• **Data entries**:
◇ ◇ ◇ ◇ ◇ ◇ ◇

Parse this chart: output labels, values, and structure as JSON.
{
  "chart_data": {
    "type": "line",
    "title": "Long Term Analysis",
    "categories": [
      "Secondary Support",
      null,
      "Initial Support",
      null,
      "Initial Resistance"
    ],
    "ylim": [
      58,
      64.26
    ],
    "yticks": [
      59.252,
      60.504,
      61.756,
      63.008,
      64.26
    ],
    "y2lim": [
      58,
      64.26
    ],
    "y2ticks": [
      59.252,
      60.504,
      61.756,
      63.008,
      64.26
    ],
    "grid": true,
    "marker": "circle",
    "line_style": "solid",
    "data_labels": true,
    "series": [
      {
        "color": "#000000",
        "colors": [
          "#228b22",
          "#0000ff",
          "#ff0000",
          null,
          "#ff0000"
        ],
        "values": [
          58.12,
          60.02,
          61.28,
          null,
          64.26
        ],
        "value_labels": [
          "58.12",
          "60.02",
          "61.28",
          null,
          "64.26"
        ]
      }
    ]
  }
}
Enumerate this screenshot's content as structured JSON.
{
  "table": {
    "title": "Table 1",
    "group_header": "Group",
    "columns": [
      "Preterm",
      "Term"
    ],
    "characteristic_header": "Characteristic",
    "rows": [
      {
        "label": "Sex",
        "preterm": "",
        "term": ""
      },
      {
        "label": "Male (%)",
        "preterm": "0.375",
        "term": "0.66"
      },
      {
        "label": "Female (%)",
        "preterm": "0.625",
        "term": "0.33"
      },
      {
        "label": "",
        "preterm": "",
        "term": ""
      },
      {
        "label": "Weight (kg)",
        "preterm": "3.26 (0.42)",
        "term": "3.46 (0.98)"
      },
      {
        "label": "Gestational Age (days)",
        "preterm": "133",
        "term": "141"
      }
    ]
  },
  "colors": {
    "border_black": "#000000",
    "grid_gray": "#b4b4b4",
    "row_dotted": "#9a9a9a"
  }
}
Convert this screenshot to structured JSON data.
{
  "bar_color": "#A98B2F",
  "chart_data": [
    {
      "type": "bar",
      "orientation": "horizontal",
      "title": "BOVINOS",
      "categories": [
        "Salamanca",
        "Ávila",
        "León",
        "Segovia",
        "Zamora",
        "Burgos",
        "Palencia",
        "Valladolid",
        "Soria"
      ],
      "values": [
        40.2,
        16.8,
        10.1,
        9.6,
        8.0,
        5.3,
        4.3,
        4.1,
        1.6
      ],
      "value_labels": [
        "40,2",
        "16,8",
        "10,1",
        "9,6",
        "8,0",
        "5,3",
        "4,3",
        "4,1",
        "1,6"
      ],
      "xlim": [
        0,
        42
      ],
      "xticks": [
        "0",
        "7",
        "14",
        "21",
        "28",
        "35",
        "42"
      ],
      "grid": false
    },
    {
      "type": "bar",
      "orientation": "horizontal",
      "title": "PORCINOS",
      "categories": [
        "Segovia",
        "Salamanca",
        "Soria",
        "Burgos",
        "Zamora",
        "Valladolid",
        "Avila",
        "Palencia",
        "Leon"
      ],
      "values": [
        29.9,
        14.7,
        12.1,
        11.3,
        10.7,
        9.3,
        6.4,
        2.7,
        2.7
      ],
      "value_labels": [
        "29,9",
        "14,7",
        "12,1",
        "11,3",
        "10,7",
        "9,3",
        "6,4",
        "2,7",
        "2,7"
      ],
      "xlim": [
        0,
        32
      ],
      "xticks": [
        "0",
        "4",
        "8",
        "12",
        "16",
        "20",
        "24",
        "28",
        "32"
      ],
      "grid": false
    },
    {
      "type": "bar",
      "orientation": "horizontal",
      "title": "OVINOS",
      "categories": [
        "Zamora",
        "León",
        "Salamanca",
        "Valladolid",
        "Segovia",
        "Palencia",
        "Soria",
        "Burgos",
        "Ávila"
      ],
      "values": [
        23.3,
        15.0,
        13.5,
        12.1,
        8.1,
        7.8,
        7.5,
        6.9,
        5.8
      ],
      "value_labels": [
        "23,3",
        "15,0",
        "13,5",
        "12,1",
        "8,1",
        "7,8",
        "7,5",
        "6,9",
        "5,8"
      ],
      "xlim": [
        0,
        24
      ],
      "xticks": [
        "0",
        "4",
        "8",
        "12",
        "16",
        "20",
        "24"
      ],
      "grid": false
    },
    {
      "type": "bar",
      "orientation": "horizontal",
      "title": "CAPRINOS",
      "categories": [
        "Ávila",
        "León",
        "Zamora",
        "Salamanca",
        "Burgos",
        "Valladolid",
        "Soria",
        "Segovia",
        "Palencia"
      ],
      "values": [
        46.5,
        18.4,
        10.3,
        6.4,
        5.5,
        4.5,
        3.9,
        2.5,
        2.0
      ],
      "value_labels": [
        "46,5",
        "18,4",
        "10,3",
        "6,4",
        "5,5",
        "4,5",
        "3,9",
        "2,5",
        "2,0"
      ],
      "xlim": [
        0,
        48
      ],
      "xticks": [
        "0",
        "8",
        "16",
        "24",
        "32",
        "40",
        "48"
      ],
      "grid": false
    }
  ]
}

◇ ◇ ◇ ◇ ◇ ◇ ◇

• **Problem to solve**: Write out the complete set of records exactly as given.

• **The completed task**:
Parse this chart: output labels, values, and structure as JSON.
{
  "chart_data": {
    "type": "line",
    "title": "Long Term Analysis",
    "categories": [
      "Secondary Support",
      null,
      "Initial Support",
      null,
      "Initial Resistance"
    ],
    "ylim": [
      58,
      64.26
    ],
    "yticks": [
      59.252,
      60.504,
      61.756,
      63.008,
      64.26
    ],
    "y2lim": [
      58,
      64.26
    ],
    "y2ticks": [
      59.252,
      60.504,
      61.756,
      63.008,
      64.26
    ],
    "grid": true,
    "marker": "circle",
    "line_style": "solid",
    "data_labels": true,
    "series": [
      {
        "color": "#000000",
        "colors": [
          "#228b22",
          "#0000ff",
          "#ff0000",
          null,
          "#ff0000"
        ],
        "values": [
          58.12,
          60.02,
          61.28,
          null,
          64.26
        ],
        "value_labels": [
          "58.12",
          "60.02",
          "61.28",
          null,
          "64.26"
        ]
      }
    ]
  }
}
Enumerate this screenshot's content as structured JSON.
{
  "table": {
    "title": "Table 1",
    "group_header": "Group",
    "columns": [
      "Preterm",
      "Term"
    ],
    "characteristic_header": "Characteristic",
    "rows": [
      {
        "label": "Sex",
        "preterm": "",
        "term": ""
      },
      {
        "label": "Male (%)",
        "preterm": "0.375",
        "term": "0.66"
      },
      {
        "label": "Female (%)",
        "preterm": "0.625",
        "term": "0.33"
      },
      {
        "label": "",
        "preterm": "",
        "term": ""
      },
      {
        "label": "Weight (kg)",
        "preterm": "3.26 (0.42)",
        "term": "3.46 (0.98)"
      },
      {
        "label": "Gestational Age (days)",
        "preterm": "133",
        "term": "141"
      }
    ]
  },
  "colors": {
    "border_black": "#000000",
    "grid_gray": "#b4b4b4",
    "row_dotted": "#9a9a9a"
  }
}
Convert this screenshot to structured JSON data.
{
  "bar_color": "#A98B2F",
  "chart_data": [
    {
      "type": "bar",
      "orientation": "horizontal",
      "title": "BOVINOS",
      "categories": [
        "Salamanca",
        "Ávila",
        "León",
        "Segovia",
        "Zamora",
        "Burgos",
        "Palencia",
        "Valladolid",
        "Soria"
      ],
      "values": [
        40.2,
        16.8,
        10.1,
        9.6,
        8.0,
        5.3,
        4.3,
        4.1,
        1.6
      ],
      "value_labels": [
        "40,2",
        "16,8",
        "10,1",
        "9,6",
        "8,0",
        "5,3",
        "4,3",
        "4,1",
        "1,6"
      ],
      "xlim": [
        0,
        42
      ],
      "xticks": [
        "0",
        "7",
        "14",
        "21",
        "28",
        "35",
        "42"
      ],
      "grid": false
    },
    {
      "type": "bar",
      "orientation": "horizontal",
      "title": "PORCINOS",
      "categories": [
        "Segovia",
        "Salamanca",
        "Soria",
        "Burgos",
        "Zamora",
        "Valladolid",
        "Avila",
        "Palencia",
        "Leon"
      ],
      "values": [
        29.9,
        14.7,
        12.1,
        11.3,
        10.7,
        9.3,
        6.4,
        2.7,
        2.7
      ],
      "value_labels": [
        "29,9",
        "14,7",
        "12,1",
        "11,3",
        "10,7",
        "9,3",
        "6,4",
        "2,7",
        "2,7"
      ],
      "xlim": [
        0,
        32
      ],
      "xticks": [
        "0",
        "4",
        "8",
        "12",
        "16",
        "20",
        "24",
        "28",
        "32"
      ],
      "grid": false
    },
    {
      "type": "bar",
      "orientation": "horizontal",
      "title": "OVINOS",
      "categories": [
        "Zamora",
        "León",
        "Salamanca",
        "Valladolid",
        "Segovia",
        "Palencia",
        "Soria",
        "Burgos",
        "Ávila"
      ],
      "values": [
        23.3,
        15.0,
        13.5,
        12.1,
        8.1,
        7.8,
        7.5,
        6.9,
        5.8
      ],
      "value_labels": [
        "23,3",
        "15,0",
        "13,5",
        "12,1",
        "8,1",
        "7,8",
        "7,5",
        "6,9",
        "5,8"
      ],
      "xlim": [
        0,
        24
      ],
      "xticks": [
        "0",
        "4",
        "8",
        "12",
        "16",
        "20",
        "24"
      ],
      "grid": false
    },
    {
      "type": "bar",
      "orientation": "horizontal",
      "title": "CAPRINOS",
      "categories": [
        "Ávila",
        "León",
        "Zamora",
        "Salamanca",
        "Burgos",
        "Valladolid",
        "Soria",
        "Segovia",
        "Palencia"
      ],
      "values": [
        46.5,
        18.4,
        10.3,
        6.4,
        5.5,
        4.5,
        3.9,
        2.5,
        2.0
      ],
      "value_labels": [
        "46,5",
        "18,4",
        "10,3",
        "6,4",
        "5,5",
        "4,5",
        "3,9",
        "2,5",
        "2,0"
      ],
      "xlim": [
        0,
        48
      ],
      "xticks": [
        "0",
        "8",
        "16",
        "24",
        "32",
        "40",
        "48"
      ],
      "grid": false
    }
  ]
}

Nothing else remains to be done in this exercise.